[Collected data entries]
--------------------

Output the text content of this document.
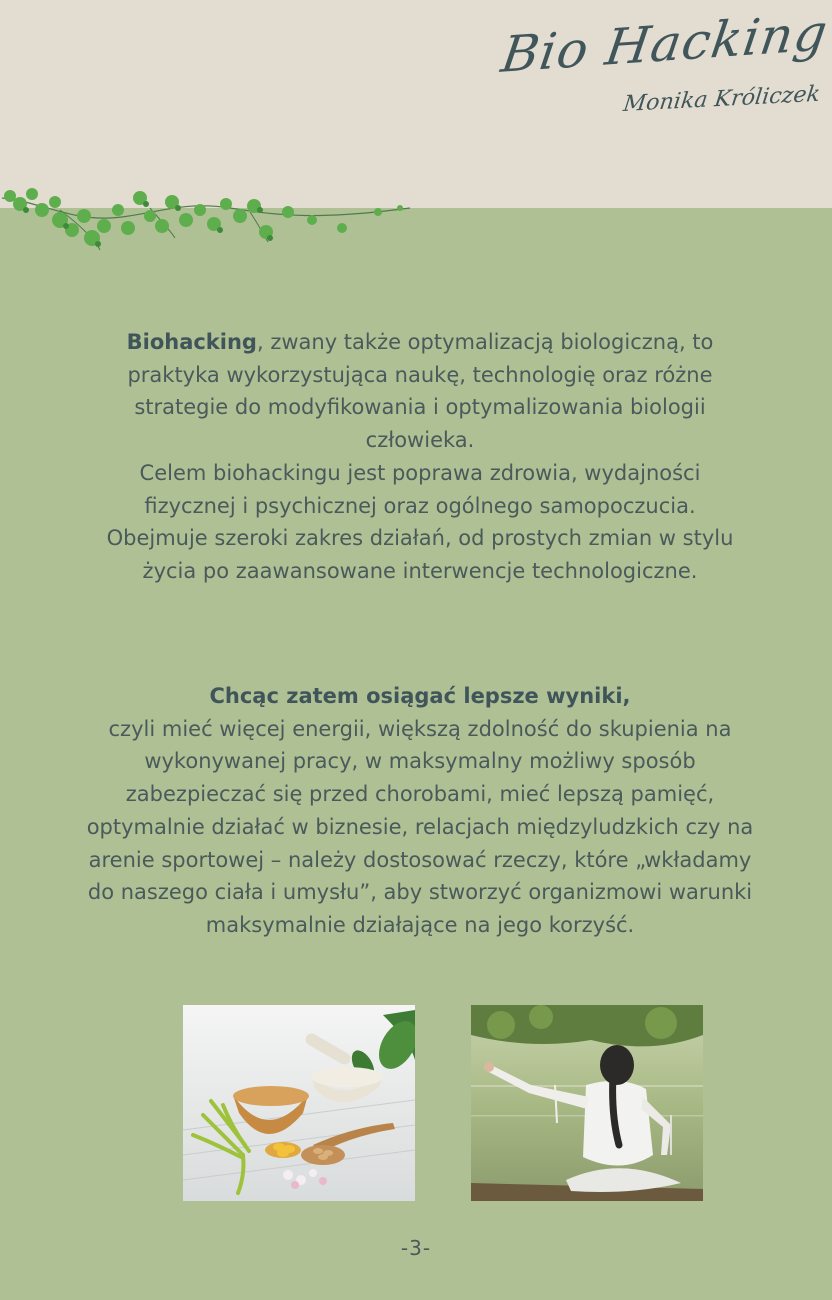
Bio Hacking
Monika Króliczek
Biohacking, zwany także optymalizacją biologiczną, to
praktyka wykorzystująca naukę, technologię oraz różne
strategie do modyfikowania i optymalizowania biologii
człowieka.
Celem biohackingu jest poprawa zdrowia, wydajności
fizycznej i psychicznej oraz ogólnego samopoczucia.
Obejmuje szeroki zakres działań, od prostych zmian w stylu
życia po zaawansowane interwencje technologiczne.
Chcąc zatem osiągać lepsze wyniki,
czyli mieć więcej energii, większą zdolność do skupienia na
wykonywanej pracy, w maksymalny możliwy sposób
zabezpieczać się przed chorobami, mieć lepszą pamięć,
optymalnie działać w biznesie, relacjach międzyludzkich czy na
arenie sportowej – należy dostosować rzeczy, które „wkładamy
do naszego ciała i umysłu”, aby stworzyć organizmowi warunki
maksymalnie działające na jego korzyść.
-3-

--------------------

### [Instructions to follow]
Copy out the listing exactly as it stands, but not the pictures.

### [The answer]
Output the text content of this document.
Bio Hacking
Monika Króliczek
Biohacking, zwany także optymalizacją biologiczną, to
praktyka wykorzystująca naukę, technologię oraz różne
strategie do modyfikowania i optymalizowania biologii
człowieka.
Celem biohackingu jest poprawa zdrowia, wydajności
fizycznej i psychicznej oraz ogólnego samopoczucia.
Obejmuje szeroki zakres działań, od prostych zmian w stylu
życia po zaawansowane interwencje technologiczne.
Chcąc zatem osiągać lepsze wyniki,
czyli mieć więcej energii, większą zdolność do skupienia na
wykonywanej pracy, w maksymalny możliwy sposób
zabezpieczać się przed chorobami, mieć lepszą pamięć,
optymalnie działać w biznesie, relacjach międzyludzkich czy na
arenie sportowej – należy dostosować rzeczy, które „wkładamy
do naszego ciała i umysłu”, aby stworzyć organizmowi warunki
maksymalnie działające na jego korzyść.
-3-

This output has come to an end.